◆ The problem: Write out all of the data exactly as it appears.
┌────────
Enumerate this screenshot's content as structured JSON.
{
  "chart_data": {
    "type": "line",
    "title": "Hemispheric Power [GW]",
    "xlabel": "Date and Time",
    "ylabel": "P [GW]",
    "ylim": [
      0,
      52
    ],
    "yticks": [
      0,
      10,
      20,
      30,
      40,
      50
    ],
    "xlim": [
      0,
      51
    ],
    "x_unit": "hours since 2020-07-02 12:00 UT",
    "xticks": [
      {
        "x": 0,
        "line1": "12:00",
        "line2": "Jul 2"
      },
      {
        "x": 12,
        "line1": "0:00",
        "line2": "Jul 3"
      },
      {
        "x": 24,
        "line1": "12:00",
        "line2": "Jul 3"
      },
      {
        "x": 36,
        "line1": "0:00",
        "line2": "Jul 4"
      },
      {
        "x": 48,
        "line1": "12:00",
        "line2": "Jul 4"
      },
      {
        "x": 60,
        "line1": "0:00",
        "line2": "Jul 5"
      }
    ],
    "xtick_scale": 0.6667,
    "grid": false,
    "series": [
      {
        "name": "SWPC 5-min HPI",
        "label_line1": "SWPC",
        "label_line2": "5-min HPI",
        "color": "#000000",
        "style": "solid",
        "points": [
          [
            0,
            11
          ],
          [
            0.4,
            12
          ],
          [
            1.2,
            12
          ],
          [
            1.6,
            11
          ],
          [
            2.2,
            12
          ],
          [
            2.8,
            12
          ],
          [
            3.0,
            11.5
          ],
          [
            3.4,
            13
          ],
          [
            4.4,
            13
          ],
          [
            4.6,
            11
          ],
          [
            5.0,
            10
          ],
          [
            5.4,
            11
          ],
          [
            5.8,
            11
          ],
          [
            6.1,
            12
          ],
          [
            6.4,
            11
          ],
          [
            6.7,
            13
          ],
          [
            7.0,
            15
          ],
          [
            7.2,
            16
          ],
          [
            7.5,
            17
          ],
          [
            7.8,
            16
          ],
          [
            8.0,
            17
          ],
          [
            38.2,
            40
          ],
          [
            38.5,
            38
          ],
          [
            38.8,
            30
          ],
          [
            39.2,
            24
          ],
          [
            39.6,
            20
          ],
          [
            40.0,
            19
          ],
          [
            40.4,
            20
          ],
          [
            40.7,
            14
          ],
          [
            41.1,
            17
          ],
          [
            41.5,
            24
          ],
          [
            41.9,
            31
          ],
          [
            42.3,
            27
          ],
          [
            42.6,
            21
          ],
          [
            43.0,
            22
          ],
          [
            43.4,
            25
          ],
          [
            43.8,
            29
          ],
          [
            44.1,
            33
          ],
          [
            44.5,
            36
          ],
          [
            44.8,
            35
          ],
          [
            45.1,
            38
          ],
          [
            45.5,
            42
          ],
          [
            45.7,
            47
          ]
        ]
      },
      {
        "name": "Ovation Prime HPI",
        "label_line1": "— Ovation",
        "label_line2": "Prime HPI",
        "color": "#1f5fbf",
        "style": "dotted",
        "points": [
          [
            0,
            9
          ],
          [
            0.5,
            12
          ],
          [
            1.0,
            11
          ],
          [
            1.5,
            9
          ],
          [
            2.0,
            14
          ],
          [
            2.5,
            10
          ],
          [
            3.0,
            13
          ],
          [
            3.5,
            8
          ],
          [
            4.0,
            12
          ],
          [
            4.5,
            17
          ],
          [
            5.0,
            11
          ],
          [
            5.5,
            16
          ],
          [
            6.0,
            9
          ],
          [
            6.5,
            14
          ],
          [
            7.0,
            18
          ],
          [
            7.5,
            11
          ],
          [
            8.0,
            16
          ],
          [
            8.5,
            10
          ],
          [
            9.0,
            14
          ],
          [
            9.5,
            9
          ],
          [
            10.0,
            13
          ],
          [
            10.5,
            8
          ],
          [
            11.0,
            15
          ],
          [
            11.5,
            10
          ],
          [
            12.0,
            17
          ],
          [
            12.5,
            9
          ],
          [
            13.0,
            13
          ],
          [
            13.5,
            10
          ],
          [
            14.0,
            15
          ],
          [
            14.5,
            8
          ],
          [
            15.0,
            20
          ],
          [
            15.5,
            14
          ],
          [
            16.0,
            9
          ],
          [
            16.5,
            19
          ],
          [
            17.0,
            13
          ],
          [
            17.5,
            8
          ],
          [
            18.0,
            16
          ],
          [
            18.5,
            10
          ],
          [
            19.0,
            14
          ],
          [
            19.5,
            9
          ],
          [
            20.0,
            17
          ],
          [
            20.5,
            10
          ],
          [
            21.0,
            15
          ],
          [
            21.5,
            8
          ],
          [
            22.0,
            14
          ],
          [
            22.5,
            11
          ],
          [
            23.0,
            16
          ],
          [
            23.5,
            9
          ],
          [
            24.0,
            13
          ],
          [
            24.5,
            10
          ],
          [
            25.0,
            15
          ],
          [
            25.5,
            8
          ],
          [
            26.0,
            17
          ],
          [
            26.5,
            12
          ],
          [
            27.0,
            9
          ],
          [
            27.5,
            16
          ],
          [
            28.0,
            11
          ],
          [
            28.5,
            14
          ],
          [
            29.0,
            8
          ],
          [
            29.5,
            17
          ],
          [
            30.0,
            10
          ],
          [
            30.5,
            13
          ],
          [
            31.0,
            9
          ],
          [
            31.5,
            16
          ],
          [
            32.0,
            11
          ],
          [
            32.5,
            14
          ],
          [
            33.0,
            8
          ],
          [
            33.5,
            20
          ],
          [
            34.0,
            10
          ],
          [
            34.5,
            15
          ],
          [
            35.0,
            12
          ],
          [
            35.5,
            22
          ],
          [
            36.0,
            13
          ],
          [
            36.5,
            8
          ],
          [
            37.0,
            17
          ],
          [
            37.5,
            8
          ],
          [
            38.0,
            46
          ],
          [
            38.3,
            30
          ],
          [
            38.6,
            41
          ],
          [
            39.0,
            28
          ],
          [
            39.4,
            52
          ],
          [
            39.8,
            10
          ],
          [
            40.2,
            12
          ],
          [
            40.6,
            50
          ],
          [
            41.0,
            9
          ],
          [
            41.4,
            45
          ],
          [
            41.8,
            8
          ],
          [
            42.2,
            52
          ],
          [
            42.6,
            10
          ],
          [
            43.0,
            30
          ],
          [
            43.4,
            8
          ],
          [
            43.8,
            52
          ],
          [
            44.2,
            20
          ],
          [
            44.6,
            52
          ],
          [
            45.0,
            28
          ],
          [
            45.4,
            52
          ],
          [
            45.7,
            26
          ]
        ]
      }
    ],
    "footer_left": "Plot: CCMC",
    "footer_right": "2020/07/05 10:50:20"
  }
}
└────────
◆ Output for this task:
Enumerate this screenshot's content as structured JSON.
{
  "chart_data": {
    "type": "line",
    "title": "Hemispheric Power [GW]",
    "xlabel": "Date and Time",
    "ylabel": "P [GW]",
    "ylim": [
      0,
      52
    ],
    "yticks": [
      0,
      10,
      20,
      30,
      40,
      50
    ],
    "xlim": [
      0,
      51
    ],
    "x_unit": "hours since 2020-07-02 12:00 UT",
    "xticks": [
      {
        "x": 0,
        "line1": "12:00",
        "line2": "Jul 2"
      },
      {
        "x": 12,
        "line1": "0:00",
        "line2": "Jul 3"
      },
      {
        "x": 24,
        "line1": "12:00",
        "line2": "Jul 3"
      },
      {
        "x": 36,
        "line1": "0:00",
        "line2": "Jul 4"
      },
      {
        "x": 48,
        "line1": "12:00",
        "line2": "Jul 4"
      },
      {
        "x": 60,
        "line1": "0:00",
        "line2": "Jul 5"
      }
    ],
    "xtick_scale": 0.6667,
    "grid": false,
    "series": [
      {
        "name": "SWPC 5-min HPI",
        "label_line1": "SWPC",
        "label_line2": "5-min HPI",
        "color": "#000000",
        "style": "solid",
        "points": [
          [
            0,
            11
          ],
          [
            0.4,
            12
          ],
          [
            1.2,
            12
          ],
          [
            1.6,
            11
          ],
          [
            2.2,
            12
          ],
          [
            2.8,
            12
          ],
          [
            3.0,
            11.5
          ],
          [
            3.4,
            13
          ],
          [
            4.4,
            13
          ],
          [
            4.6,
            11
          ],
          [
            5.0,
            10
          ],
          [
            5.4,
            11
          ],
          [
            5.8,
            11
          ],
          [
            6.1,
            12
          ],
          [
            6.4,
            11
          ],
          [
            6.7,
            13
          ],
          [
            7.0,
            15
          ],
          [
            7.2,
            16
          ],
          [
            7.5,
            17
          ],
          [
            7.8,
            16
          ],
          [
            8.0,
            17
          ],
          [
            38.2,
            40
          ],
          [
            38.5,
            38
          ],
          [
            38.8,
            30
          ],
          [
            39.2,
            24
          ],
          [
            39.6,
            20
          ],
          [
            40.0,
            19
          ],
          [
            40.4,
            20
          ],
          [
            40.7,
            14
          ],
          [
            41.1,
            17
          ],
          [
            41.5,
            24
          ],
          [
            41.9,
            31
          ],
          [
            42.3,
            27
          ],
          [
            42.6,
            21
          ],
          [
            43.0,
            22
          ],
          [
            43.4,
            25
          ],
          [
            43.8,
            29
          ],
          [
            44.1,
            33
          ],
          [
            44.5,
            36
          ],
          [
            44.8,
            35
          ],
          [
            45.1,
            38
          ],
          [
            45.5,
            42
          ],
          [
            45.7,
            47
          ]
        ]
      },
      {
        "name": "Ovation Prime HPI",
        "label_line1": "— Ovation",
        "label_line2": "Prime HPI",
        "color": "#1f5fbf",
        "style": "dotted",
        "points": [
          [
            0,
            9
          ],
          [
            0.5,
            12
          ],
          [
            1.0,
            11
          ],
          [
            1.5,
            9
          ],
          [
            2.0,
            14
          ],
          [
            2.5,
            10
          ],
          [
            3.0,
            13
          ],
          [
            3.5,
            8
          ],
          [
            4.0,
            12
          ],
          [
            4.5,
            17
          ],
          [
            5.0,
            11
          ],
          [
            5.5,
            16
          ],
          [
            6.0,
            9
          ],
          [
            6.5,
            14
          ],
          [
            7.0,
            18
          ],
          [
            7.5,
            11
          ],
          [
            8.0,
            16
          ],
          [
            8.5,
            10
          ],
          [
            9.0,
            14
          ],
          [
            9.5,
            9
          ],
          [
            10.0,
            13
          ],
          [
            10.5,
            8
          ],
          [
            11.0,
            15
          ],
          [
            11.5,
            10
          ],
          [
            12.0,
            17
          ],
          [
            12.5,
            9
          ],
          [
            13.0,
            13
          ],
          [
            13.5,
            10
          ],
          [
            14.0,
            15
          ],
          [
            14.5,
            8
          ],
          [
            15.0,
            20
          ],
          [
            15.5,
            14
          ],
          [
            16.0,
            9
          ],
          [
            16.5,
            19
          ],
          [
            17.0,
            13
          ],
          [
            17.5,
            8
          ],
          [
            18.0,
            16
          ],
          [
            18.5,
            10
          ],
          [
            19.0,
            14
          ],
          [
            19.5,
            9
          ],
          [
            20.0,
            17
          ],
          [
            20.5,
            10
          ],
          [
            21.0,
            15
          ],
          [
            21.5,
            8
          ],
          [
            22.0,
            14
          ],
          [
            22.5,
            11
          ],
          [
            23.0,
            16
          ],
          [
            23.5,
            9
          ],
          [
            24.0,
            13
          ],
          [
            24.5,
            10
          ],
          [
            25.0,
            15
          ],
          [
            25.5,
            8
          ],
          [
            26.0,
            17
          ],
          [
            26.5,
            12
          ],
          [
            27.0,
            9
          ],
          [
            27.5,
            16
          ],
          [
            28.0,
            11
          ],
          [
            28.5,
            14
          ],
          [
            29.0,
            8
          ],
          [
            29.5,
            17
          ],
          [
            30.0,
            10
          ],
          [
            30.5,
            13
          ],
          [
            31.0,
            9
          ],
          [
            31.5,
            16
          ],
          [
            32.0,
            11
          ],
          [
            32.5,
            14
          ],
          [
            33.0,
            8
          ],
          [
            33.5,
            20
          ],
          [
            34.0,
            10
          ],
          [
            34.5,
            15
          ],
          [
            35.0,
            12
          ],
          [
            35.5,
            22
          ],
          [
            36.0,
            13
          ],
          [
            36.5,
            8
          ],
          [
            37.0,
            17
          ],
          [
            37.5,
            8
          ],
          [
            38.0,
            46
          ],
          [
            38.3,
            30
          ],
          [
            38.6,
            41
          ],
          [
            39.0,
            28
          ],
          [
            39.4,
            52
          ],
          [
            39.8,
            10
          ],
          [
            40.2,
            12
          ],
          [
            40.6,
            50
          ],
          [
            41.0,
            9
          ],
          [
            41.4,
            45
          ],
          [
            41.8,
            8
          ],
          [
            42.2,
            52
          ],
          [
            42.6,
            10
          ],
          [
            43.0,
            30
          ],
          [
            43.4,
            8
          ],
          [
            43.8,
            52
          ],
          [
            44.2,
            20
          ],
          [
            44.6,
            52
          ],
          [
            45.0,
            28
          ],
          [
            45.4,
            52
          ],
          [
            45.7,
            26
          ]
        ]
      }
    ],
    "footer_left": "Plot: CCMC",
    "footer_right": "2020/07/05 10:50:20"
  }
}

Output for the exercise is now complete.